§ **EXERCISE DIRECTIONS**
Take every line from the material that has the word "Шайба" in it.

§ **ENTRIES SHOWN**
------------------------------

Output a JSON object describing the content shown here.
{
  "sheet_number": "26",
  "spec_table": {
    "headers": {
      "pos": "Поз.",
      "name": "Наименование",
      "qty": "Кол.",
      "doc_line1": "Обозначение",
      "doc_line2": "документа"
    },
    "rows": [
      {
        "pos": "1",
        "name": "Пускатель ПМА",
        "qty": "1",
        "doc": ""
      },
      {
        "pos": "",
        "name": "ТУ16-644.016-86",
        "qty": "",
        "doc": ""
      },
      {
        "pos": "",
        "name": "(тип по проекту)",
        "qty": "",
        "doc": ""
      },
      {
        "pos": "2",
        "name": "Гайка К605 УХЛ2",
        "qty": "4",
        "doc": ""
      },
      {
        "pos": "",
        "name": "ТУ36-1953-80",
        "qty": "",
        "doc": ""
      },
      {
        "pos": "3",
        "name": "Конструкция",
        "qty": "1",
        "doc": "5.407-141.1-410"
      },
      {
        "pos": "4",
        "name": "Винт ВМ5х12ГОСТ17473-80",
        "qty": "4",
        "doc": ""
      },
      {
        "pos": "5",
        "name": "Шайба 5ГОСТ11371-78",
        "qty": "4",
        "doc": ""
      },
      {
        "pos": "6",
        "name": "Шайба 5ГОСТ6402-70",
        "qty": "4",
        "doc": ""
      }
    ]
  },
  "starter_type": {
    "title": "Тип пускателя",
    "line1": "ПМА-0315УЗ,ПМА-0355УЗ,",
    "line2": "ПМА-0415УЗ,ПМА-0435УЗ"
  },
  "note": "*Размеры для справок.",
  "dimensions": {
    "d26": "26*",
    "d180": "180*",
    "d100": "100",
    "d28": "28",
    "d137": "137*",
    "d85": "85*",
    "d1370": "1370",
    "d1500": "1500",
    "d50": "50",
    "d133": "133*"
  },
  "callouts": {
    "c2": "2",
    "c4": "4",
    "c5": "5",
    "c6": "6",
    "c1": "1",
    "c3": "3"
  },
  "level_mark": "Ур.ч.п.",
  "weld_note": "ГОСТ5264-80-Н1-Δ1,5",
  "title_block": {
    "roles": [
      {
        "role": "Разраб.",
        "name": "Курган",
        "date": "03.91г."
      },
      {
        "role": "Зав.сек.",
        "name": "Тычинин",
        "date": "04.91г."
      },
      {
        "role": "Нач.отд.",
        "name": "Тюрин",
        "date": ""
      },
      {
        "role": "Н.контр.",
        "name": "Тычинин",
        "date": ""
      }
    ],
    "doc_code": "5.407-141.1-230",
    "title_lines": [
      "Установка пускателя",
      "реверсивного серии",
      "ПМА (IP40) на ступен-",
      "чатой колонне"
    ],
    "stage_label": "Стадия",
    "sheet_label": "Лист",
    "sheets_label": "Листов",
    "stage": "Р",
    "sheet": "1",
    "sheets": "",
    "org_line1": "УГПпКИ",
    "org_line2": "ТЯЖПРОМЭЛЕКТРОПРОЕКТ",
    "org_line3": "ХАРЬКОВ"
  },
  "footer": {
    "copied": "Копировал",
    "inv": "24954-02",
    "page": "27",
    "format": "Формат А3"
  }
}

------------------------------

§ **CORRECT RESULT**
        "name": "Шайба 5ГОСТ11371-78",
        "name": "Шайба 5ГОСТ6402-70",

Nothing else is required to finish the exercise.